• DIRECTIVE: Of all the lines in the material below, how many include the string "visible"? Give the number only.

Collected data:
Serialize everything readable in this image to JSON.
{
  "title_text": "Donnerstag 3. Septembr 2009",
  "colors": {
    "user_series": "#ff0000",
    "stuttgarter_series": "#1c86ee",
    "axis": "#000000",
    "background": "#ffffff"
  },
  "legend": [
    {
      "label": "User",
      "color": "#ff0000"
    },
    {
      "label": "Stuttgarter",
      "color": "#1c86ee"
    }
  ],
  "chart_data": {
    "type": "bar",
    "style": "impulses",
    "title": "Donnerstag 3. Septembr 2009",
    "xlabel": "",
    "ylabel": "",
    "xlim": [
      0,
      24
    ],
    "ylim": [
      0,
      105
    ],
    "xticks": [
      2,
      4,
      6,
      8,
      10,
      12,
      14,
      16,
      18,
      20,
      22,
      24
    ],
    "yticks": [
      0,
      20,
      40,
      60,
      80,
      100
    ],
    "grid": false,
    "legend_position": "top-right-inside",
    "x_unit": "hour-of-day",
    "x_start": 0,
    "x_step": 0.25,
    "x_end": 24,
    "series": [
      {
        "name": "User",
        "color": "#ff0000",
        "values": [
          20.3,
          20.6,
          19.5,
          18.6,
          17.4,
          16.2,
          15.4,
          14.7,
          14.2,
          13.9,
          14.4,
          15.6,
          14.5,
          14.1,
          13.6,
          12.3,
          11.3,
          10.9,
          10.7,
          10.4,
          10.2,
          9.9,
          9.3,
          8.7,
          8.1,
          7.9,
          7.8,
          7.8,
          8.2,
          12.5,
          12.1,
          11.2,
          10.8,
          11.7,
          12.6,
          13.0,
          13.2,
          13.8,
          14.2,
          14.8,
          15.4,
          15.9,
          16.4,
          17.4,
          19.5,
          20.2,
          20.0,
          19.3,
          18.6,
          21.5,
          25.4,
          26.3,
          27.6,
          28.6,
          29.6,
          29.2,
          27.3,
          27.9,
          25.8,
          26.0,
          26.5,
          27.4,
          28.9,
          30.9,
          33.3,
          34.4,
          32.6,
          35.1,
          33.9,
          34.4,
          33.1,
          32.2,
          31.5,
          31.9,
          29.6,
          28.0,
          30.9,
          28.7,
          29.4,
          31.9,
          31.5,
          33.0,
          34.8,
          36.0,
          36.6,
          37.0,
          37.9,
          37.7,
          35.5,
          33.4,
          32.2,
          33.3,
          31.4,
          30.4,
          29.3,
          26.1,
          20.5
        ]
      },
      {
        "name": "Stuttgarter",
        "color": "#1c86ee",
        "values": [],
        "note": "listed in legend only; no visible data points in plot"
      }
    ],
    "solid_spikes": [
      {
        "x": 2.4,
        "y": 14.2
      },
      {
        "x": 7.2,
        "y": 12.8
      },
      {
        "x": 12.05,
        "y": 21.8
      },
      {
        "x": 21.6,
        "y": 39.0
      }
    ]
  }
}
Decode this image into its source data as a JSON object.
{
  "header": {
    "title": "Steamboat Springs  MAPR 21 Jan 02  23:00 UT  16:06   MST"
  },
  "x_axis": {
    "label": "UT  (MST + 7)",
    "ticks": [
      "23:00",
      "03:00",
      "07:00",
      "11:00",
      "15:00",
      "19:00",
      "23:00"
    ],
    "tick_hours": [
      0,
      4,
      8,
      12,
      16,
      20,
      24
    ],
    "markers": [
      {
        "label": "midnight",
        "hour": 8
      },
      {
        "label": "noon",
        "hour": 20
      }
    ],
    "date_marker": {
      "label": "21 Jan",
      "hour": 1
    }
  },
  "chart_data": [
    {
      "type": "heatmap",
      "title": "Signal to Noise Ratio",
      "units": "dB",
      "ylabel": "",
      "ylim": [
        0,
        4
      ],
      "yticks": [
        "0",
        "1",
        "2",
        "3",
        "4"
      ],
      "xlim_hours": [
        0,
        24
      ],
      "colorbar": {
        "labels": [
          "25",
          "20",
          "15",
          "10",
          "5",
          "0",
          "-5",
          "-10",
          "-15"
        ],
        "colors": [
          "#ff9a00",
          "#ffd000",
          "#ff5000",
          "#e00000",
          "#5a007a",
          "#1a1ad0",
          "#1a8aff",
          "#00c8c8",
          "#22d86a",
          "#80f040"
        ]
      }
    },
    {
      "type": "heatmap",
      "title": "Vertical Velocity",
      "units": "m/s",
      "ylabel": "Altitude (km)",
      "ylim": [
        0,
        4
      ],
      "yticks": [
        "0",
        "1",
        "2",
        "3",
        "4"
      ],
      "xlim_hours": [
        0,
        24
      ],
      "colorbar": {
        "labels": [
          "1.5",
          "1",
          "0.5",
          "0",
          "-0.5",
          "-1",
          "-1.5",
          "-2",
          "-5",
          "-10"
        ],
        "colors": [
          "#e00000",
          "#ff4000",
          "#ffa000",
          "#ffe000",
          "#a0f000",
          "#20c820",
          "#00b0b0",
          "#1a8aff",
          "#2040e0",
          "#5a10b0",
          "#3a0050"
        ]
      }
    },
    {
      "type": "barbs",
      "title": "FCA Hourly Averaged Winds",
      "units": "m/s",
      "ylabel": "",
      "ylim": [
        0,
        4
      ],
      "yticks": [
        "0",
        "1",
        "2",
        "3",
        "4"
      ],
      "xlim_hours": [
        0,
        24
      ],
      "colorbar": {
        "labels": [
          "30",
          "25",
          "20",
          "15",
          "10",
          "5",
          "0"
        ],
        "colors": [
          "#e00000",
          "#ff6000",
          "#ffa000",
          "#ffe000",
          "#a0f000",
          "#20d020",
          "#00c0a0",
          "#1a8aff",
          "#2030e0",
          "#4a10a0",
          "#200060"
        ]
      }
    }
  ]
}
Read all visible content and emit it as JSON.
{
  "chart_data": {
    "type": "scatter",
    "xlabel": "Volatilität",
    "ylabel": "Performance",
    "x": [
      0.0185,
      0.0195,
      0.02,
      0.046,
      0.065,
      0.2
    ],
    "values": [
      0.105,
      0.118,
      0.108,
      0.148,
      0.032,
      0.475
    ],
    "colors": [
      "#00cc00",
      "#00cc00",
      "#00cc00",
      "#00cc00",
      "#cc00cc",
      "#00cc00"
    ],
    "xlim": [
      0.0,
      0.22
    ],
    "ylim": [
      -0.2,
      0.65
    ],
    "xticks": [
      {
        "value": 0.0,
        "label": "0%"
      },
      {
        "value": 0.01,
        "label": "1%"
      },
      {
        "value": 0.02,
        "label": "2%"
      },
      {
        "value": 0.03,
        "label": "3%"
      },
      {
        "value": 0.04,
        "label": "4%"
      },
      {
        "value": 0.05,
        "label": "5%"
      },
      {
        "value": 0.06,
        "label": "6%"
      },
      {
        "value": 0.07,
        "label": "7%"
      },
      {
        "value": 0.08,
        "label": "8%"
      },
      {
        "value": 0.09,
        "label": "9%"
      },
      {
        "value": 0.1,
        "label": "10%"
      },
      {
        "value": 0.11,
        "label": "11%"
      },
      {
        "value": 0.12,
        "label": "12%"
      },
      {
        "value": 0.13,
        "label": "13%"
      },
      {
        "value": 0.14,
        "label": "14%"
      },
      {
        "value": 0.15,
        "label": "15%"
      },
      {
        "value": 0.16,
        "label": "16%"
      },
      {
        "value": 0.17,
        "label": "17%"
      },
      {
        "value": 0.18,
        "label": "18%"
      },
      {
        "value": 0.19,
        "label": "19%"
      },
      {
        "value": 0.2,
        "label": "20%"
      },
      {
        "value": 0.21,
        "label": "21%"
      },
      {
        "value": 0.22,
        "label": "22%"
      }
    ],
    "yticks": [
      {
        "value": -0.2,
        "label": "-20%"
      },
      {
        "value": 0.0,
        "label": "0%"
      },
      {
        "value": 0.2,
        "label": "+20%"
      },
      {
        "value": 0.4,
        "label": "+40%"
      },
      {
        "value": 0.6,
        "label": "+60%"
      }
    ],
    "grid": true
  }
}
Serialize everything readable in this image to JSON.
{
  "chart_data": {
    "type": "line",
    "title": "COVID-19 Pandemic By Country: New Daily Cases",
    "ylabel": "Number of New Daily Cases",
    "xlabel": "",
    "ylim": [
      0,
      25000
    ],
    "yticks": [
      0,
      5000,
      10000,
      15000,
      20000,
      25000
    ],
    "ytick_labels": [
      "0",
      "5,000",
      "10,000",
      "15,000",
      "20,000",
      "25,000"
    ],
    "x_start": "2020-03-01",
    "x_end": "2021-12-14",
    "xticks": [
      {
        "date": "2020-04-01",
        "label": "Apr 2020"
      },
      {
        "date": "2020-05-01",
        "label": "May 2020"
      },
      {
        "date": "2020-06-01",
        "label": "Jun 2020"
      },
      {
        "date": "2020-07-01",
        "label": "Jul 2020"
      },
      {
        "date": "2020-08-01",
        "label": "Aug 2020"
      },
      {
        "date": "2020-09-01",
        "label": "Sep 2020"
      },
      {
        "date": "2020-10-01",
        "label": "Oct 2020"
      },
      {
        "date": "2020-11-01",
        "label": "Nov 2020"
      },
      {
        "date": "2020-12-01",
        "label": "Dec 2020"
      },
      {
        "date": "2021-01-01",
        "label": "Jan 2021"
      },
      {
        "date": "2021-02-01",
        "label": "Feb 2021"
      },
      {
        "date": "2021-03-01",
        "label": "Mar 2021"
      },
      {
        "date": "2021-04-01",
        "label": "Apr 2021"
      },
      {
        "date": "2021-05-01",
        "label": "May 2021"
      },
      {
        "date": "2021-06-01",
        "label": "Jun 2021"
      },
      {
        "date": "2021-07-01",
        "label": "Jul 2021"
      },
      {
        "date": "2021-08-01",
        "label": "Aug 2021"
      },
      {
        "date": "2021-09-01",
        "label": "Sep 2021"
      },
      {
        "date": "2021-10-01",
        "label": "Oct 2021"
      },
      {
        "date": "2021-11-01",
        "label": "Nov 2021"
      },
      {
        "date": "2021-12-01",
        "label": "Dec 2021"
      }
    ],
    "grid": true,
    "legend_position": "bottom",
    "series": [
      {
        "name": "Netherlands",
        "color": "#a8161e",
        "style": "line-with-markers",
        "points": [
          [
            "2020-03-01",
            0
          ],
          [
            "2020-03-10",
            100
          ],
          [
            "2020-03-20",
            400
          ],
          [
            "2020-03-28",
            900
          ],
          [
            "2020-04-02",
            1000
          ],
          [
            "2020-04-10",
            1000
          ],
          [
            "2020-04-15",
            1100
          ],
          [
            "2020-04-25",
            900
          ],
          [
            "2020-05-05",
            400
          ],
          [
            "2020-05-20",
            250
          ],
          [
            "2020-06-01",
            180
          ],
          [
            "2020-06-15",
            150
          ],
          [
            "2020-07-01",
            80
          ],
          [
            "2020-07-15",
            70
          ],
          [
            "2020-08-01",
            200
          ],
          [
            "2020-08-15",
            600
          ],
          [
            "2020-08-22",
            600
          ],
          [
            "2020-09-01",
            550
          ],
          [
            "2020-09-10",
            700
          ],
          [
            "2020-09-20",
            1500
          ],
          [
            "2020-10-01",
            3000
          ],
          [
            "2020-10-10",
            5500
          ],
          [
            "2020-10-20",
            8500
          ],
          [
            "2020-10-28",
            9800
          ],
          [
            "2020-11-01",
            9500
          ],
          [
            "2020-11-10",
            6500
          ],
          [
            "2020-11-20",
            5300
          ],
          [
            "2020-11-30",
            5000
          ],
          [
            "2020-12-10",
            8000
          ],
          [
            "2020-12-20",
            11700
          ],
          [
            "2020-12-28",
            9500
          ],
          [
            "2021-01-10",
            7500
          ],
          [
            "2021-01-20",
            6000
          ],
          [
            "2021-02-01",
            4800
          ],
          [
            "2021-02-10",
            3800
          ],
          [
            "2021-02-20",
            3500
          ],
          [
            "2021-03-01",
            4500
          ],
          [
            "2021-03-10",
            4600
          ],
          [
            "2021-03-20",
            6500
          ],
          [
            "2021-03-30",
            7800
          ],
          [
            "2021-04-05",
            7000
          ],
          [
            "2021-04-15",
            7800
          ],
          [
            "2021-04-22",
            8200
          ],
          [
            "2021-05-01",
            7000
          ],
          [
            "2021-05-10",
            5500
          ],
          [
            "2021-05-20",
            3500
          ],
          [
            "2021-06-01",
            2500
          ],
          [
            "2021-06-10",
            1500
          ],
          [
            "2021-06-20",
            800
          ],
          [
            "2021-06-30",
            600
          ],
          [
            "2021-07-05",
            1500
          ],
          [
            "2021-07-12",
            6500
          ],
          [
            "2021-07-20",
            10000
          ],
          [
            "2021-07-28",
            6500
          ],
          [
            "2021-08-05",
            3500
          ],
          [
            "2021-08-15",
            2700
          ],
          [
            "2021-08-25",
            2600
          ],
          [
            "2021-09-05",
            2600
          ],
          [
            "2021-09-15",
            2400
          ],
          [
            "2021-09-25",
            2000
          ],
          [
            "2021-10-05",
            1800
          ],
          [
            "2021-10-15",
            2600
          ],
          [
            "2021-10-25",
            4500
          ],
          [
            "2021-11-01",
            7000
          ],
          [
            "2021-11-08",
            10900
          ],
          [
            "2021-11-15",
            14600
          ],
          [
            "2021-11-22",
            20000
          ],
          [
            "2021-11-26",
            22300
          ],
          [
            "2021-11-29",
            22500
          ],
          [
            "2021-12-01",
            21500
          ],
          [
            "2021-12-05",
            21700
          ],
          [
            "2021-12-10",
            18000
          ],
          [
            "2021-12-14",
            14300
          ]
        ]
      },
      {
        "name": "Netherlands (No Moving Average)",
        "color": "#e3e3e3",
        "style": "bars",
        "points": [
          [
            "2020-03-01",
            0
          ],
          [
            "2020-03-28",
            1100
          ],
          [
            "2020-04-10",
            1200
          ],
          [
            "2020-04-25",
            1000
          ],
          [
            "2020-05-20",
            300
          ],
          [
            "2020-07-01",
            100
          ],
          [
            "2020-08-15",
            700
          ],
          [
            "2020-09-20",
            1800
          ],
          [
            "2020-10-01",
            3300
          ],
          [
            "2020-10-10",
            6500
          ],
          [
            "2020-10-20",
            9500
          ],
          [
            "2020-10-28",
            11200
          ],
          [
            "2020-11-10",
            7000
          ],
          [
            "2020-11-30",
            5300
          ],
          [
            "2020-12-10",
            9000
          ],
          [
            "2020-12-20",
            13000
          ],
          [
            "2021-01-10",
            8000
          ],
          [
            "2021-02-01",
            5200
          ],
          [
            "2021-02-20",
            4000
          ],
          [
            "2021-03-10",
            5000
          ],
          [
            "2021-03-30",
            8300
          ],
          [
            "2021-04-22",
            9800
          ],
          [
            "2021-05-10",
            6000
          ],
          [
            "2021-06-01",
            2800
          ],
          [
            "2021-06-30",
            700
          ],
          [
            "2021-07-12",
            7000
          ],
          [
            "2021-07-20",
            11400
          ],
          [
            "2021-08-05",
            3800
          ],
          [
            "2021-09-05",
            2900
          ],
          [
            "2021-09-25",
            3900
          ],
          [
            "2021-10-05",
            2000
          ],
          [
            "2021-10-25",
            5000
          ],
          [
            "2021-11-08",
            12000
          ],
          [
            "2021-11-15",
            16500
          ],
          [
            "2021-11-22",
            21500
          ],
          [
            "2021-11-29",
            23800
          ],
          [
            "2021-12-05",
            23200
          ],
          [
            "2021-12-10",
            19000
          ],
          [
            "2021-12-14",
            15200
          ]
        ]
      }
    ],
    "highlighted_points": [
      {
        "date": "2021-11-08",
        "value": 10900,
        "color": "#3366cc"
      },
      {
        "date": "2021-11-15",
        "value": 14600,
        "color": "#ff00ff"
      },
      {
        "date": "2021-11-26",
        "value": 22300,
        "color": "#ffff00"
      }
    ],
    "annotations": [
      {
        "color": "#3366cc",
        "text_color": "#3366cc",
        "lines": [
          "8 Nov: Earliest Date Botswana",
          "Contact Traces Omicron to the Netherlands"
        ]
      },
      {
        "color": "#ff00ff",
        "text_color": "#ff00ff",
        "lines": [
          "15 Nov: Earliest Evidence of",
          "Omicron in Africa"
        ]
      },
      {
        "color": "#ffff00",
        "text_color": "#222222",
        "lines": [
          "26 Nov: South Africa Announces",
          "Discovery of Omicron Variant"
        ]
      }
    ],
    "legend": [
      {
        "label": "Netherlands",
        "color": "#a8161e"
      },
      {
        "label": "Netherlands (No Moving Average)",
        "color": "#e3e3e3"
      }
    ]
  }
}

• SOLUTION TO THE EXERCISE: 2